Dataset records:
- - - -

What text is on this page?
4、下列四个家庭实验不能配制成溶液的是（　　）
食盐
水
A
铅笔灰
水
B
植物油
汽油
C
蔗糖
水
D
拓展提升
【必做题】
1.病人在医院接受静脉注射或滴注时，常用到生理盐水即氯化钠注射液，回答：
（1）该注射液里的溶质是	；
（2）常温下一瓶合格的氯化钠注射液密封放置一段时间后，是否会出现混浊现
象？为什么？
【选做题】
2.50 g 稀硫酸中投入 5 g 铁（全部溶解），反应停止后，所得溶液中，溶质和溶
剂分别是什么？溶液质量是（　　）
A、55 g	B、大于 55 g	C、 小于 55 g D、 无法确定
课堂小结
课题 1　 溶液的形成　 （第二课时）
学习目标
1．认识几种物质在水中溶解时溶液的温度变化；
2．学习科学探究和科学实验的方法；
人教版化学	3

- - - -

PROBLEM REQUIREMENTS:
Write out the entire listing exactly.

ANSWER IN FULL:
What text is on this page?
4、下列四个家庭实验不能配制成溶液的是（　　）
食盐
水
A
铅笔灰
水
B
植物油
汽油
C
蔗糖
水
D
拓展提升
【必做题】
1.病人在医院接受静脉注射或滴注时，常用到生理盐水即氯化钠注射液，回答：
（1）该注射液里的溶质是	；
（2）常温下一瓶合格的氯化钠注射液密封放置一段时间后，是否会出现混浊现
象？为什么？
【选做题】
2.50 g 稀硫酸中投入 5 g 铁（全部溶解），反应停止后，所得溶液中，溶质和溶
剂分别是什么？溶液质量是（　　）
A、55 g	B、大于 55 g	C、 小于 55 g D、 无法确定
课堂小结
课题 1　 溶液的形成　 （第二课时）
学习目标
1．认识几种物质在水中溶解时溶液的温度变化；
2．学习科学探究和科学实验的方法；
人教版化学	3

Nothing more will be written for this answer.